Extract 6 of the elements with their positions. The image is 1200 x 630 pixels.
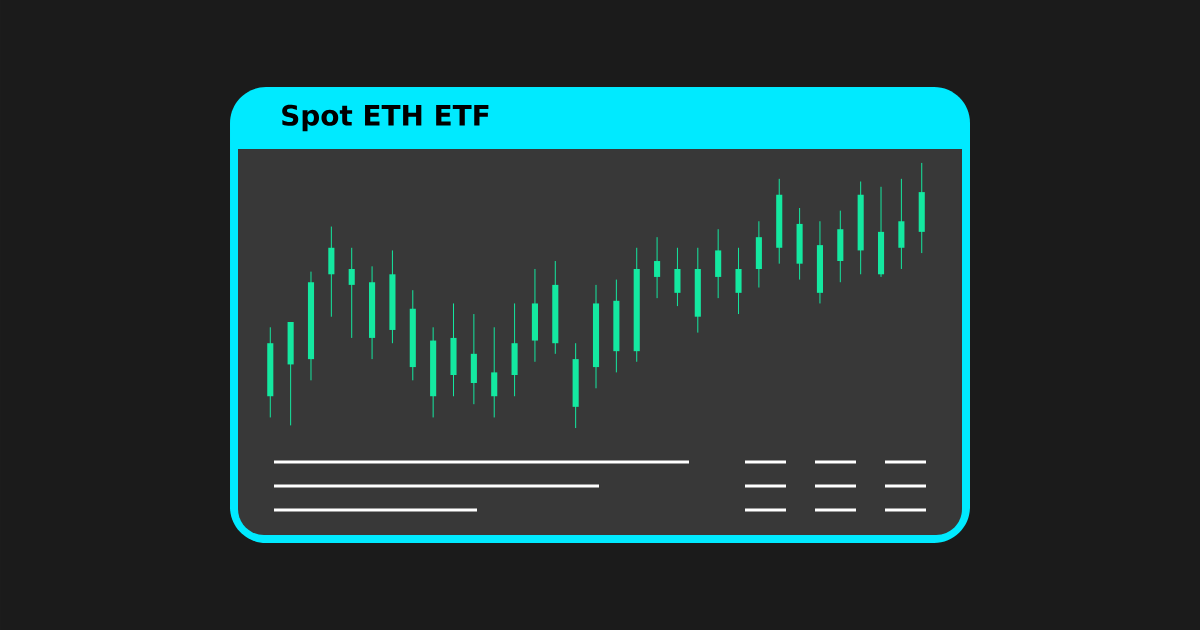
candlestick [348, 247, 355, 339]
candlestick [735, 247, 742, 315]
chart-title: Spot ETH ETF [282, 104, 489, 132]
candlestick [674, 247, 681, 307]
candlestick [654, 236, 661, 299]
candlestick [491, 326, 498, 418]
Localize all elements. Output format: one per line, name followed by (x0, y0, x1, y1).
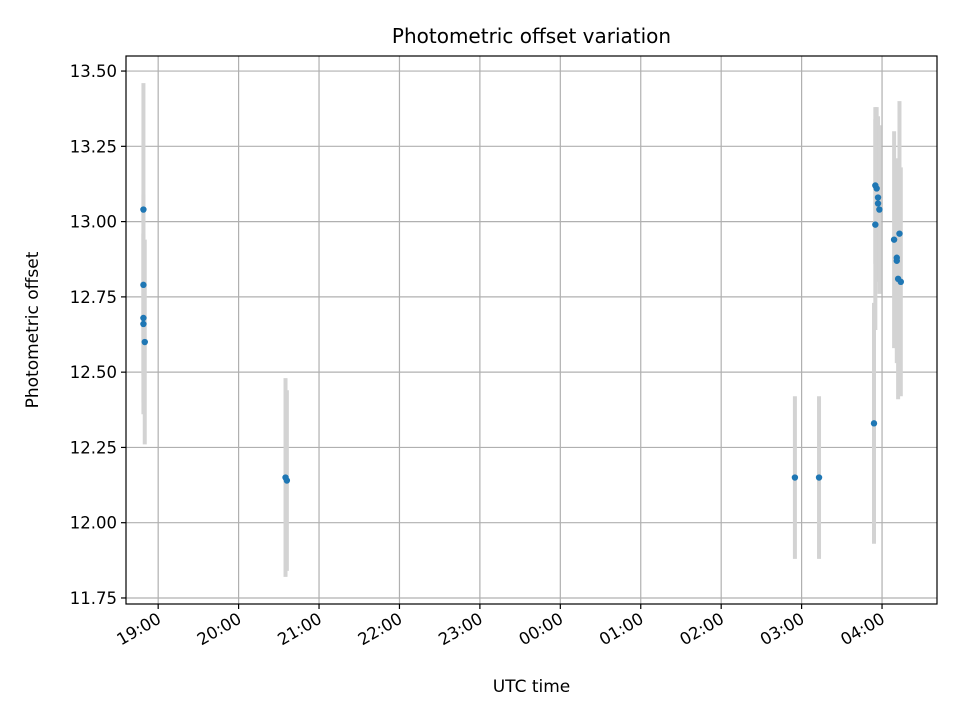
data-point (283, 477, 291, 484)
plot-frame (125, 55, 938, 605)
data-point (893, 257, 900, 264)
data-points (140, 182, 905, 484)
data-point (141, 338, 148, 346)
data-point (896, 230, 903, 237)
data-point (791, 474, 799, 481)
chart-title: Photometric offset variation (392, 24, 671, 48)
y-tick-label: 13.25 (70, 137, 117, 156)
data-point (876, 206, 883, 213)
y-tick-label: 12.00 (70, 514, 117, 533)
data-point (140, 281, 147, 289)
data-point (873, 185, 880, 192)
x-axis-label: UTC time (493, 677, 571, 697)
data-point (897, 278, 905, 286)
data-point (870, 420, 878, 427)
y-tick-label: 11.75 (70, 589, 117, 608)
data-point (890, 236, 898, 243)
data-point (140, 206, 147, 213)
y-tick-label: 13.50 (70, 62, 117, 81)
data-point (874, 194, 882, 201)
grid (126, 56, 937, 604)
y-tick-label: 13.00 (70, 213, 117, 232)
data-point (874, 200, 882, 207)
y-axis-label: Photometric offset (23, 251, 43, 408)
data-point (140, 314, 147, 322)
data-point (140, 320, 147, 328)
data-point (872, 221, 879, 228)
data-point (815, 474, 823, 481)
y-tick-label: 12.75 (70, 288, 117, 307)
y-tick-label: 12.50 (70, 363, 117, 382)
y-tick-label: 12.25 (70, 438, 117, 457)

---------------

- _THE REQUEST_: Put the lines between the one holding "data-point (283, 477, 291, 484)" and the one holding "data-point (791, 474, 799, 481)", inclusive, into a JSON list of strings, with one string per line and any blank lines left out.

- _ANSWER FOR THE TASK_:
[
  "data-point (283, 477, 291, 484)",
  "plot-frame (125, 55, 938, 605)",
  "data-point (893, 257, 900, 264)",
  "data-points (140, 182, 905, 484)",
  "data-point (141, 338, 148, 346)",
  "data-point (896, 230, 903, 237)",
  "data-point (791, 474, 799, 481)"
]